§ The request
How many lines in the records below contain the word "verwalten"? Give only the number.

§ Records provided

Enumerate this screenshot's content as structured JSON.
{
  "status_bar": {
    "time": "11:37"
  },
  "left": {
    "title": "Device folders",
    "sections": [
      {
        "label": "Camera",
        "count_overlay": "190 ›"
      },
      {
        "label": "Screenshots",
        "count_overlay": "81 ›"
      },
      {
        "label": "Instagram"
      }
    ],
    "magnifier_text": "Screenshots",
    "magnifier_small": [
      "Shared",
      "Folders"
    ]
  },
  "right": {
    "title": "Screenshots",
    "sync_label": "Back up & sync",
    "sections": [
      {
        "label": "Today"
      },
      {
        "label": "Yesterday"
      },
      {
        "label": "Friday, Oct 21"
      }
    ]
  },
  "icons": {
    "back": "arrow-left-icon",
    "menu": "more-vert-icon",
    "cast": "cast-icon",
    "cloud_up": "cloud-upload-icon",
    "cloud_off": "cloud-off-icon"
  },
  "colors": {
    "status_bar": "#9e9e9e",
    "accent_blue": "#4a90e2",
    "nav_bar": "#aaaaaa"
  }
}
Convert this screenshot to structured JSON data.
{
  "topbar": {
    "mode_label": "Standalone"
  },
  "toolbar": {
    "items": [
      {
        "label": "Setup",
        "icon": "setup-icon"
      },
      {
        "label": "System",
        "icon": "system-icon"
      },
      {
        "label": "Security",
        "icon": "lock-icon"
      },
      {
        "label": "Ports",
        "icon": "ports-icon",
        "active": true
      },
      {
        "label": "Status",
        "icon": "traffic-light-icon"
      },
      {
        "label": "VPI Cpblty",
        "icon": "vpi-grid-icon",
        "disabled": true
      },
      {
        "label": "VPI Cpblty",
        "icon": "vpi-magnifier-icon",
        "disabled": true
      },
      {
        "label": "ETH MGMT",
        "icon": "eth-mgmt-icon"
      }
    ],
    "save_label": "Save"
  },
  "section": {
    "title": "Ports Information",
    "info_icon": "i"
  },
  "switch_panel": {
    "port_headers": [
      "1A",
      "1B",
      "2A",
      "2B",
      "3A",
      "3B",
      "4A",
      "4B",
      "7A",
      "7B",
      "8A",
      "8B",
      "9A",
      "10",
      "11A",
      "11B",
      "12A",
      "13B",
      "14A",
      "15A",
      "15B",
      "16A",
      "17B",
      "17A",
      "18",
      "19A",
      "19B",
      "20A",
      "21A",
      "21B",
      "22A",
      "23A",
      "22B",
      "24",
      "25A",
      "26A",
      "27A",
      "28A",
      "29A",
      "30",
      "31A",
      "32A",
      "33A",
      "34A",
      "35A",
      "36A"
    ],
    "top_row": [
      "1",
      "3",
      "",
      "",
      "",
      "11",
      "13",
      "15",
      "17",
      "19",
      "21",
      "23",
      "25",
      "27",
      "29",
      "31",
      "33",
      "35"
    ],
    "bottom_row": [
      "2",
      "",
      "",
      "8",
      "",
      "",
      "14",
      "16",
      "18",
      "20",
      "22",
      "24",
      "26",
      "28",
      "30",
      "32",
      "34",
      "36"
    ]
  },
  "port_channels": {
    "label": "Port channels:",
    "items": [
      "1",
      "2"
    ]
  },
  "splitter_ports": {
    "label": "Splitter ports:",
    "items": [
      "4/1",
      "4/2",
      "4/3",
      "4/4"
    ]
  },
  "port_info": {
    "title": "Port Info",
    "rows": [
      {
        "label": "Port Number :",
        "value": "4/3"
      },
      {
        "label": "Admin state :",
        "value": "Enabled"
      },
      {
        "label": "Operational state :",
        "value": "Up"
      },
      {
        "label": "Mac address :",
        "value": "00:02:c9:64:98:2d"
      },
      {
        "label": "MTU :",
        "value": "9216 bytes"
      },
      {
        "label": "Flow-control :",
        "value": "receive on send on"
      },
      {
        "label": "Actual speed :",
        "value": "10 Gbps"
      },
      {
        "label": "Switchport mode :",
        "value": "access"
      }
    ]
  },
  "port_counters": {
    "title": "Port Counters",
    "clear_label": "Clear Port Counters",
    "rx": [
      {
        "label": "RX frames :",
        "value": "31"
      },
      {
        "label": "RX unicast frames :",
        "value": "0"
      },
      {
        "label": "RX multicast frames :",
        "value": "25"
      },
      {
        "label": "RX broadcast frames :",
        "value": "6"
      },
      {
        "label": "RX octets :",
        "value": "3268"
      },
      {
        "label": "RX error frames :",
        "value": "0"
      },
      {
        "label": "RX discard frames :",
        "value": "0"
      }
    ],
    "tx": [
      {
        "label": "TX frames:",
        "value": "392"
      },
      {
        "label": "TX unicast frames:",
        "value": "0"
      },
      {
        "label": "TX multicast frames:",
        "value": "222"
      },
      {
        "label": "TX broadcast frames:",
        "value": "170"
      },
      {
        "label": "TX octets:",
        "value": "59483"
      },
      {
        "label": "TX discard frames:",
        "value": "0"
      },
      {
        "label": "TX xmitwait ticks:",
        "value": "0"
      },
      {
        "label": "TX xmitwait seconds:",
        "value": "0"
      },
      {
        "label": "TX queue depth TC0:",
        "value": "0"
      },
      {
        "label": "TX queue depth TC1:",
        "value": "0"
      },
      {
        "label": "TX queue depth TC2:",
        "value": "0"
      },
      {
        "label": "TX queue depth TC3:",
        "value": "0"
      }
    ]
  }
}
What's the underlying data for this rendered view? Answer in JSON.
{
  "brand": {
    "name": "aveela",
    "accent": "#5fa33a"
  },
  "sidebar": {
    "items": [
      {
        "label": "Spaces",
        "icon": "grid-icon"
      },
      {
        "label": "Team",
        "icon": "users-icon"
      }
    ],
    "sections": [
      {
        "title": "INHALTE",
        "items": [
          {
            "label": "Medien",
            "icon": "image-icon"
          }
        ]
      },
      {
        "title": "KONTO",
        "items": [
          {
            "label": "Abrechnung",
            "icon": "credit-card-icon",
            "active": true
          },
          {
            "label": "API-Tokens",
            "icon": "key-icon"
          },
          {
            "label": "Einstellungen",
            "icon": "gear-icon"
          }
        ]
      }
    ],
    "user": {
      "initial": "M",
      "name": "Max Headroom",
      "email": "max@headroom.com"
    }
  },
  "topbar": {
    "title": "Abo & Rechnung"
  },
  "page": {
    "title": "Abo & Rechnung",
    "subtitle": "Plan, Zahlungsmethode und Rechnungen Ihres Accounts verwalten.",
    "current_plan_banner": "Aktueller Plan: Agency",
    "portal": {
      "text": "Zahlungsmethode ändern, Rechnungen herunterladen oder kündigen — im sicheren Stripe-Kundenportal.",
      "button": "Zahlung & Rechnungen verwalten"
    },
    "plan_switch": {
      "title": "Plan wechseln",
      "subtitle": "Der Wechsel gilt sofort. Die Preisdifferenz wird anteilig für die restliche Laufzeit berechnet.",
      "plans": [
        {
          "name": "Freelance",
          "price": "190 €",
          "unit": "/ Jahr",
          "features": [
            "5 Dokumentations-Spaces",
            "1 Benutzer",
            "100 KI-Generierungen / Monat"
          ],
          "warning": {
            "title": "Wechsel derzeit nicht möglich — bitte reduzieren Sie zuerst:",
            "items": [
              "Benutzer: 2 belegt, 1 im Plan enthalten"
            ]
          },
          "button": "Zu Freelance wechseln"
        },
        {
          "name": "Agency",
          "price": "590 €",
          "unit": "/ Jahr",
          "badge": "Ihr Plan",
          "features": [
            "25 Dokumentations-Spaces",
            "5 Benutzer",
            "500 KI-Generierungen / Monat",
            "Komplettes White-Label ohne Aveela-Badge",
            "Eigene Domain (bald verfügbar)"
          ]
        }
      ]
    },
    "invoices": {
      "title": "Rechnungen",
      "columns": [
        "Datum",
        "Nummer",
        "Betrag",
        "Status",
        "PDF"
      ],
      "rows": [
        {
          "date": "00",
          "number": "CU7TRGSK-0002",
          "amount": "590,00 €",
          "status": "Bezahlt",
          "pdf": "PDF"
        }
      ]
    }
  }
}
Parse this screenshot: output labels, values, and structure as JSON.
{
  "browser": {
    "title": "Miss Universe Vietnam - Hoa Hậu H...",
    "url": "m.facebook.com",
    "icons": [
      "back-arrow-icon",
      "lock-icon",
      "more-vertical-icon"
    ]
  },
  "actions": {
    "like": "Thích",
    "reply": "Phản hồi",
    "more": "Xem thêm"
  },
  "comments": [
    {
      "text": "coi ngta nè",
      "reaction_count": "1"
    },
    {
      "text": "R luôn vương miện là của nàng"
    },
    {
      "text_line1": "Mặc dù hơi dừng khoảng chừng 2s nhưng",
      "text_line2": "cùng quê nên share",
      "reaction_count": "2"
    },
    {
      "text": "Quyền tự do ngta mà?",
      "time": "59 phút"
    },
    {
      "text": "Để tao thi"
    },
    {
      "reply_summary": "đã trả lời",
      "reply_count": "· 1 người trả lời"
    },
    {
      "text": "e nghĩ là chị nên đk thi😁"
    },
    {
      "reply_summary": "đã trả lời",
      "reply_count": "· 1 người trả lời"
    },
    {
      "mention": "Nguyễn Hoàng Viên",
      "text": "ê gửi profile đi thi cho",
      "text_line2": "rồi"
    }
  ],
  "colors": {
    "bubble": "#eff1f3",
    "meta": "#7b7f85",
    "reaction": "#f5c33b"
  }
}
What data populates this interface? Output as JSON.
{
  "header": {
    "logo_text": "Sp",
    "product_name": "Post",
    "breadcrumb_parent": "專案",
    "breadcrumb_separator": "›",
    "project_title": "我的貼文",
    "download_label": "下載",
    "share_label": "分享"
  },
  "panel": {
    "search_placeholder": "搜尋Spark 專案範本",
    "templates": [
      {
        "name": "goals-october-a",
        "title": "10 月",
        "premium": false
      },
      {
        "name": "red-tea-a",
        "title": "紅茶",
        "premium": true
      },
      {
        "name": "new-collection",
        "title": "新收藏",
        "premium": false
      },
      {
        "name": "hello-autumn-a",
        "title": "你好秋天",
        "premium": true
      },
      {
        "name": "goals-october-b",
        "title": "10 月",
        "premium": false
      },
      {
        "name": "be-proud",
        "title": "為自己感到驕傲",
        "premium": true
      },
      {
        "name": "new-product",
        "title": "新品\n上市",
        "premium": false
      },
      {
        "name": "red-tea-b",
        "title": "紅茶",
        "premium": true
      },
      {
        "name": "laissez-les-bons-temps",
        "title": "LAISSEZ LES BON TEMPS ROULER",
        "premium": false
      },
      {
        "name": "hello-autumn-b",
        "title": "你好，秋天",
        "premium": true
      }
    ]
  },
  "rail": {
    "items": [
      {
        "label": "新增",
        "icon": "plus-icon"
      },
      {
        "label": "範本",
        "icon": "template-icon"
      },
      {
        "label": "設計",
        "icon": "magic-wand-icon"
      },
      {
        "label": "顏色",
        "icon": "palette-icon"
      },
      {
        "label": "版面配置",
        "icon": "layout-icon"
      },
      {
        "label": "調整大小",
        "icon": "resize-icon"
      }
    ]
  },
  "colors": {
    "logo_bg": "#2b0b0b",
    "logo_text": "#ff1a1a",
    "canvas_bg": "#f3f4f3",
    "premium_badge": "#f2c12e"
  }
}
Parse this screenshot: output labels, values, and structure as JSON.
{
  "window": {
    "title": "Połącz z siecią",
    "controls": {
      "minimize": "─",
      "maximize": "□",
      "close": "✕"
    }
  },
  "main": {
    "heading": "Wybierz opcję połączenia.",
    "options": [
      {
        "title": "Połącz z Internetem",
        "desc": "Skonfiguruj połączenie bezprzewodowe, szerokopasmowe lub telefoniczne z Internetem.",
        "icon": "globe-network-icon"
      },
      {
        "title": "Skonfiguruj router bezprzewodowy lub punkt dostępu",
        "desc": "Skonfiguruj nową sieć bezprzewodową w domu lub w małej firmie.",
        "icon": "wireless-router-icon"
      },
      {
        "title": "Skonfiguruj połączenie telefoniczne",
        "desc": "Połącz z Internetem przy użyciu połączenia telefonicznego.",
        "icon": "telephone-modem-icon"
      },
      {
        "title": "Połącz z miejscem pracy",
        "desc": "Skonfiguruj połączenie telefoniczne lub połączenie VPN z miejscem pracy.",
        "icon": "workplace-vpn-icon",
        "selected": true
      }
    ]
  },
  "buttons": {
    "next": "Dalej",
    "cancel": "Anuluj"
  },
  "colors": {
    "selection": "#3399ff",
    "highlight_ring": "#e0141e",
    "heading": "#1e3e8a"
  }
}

§ Response
2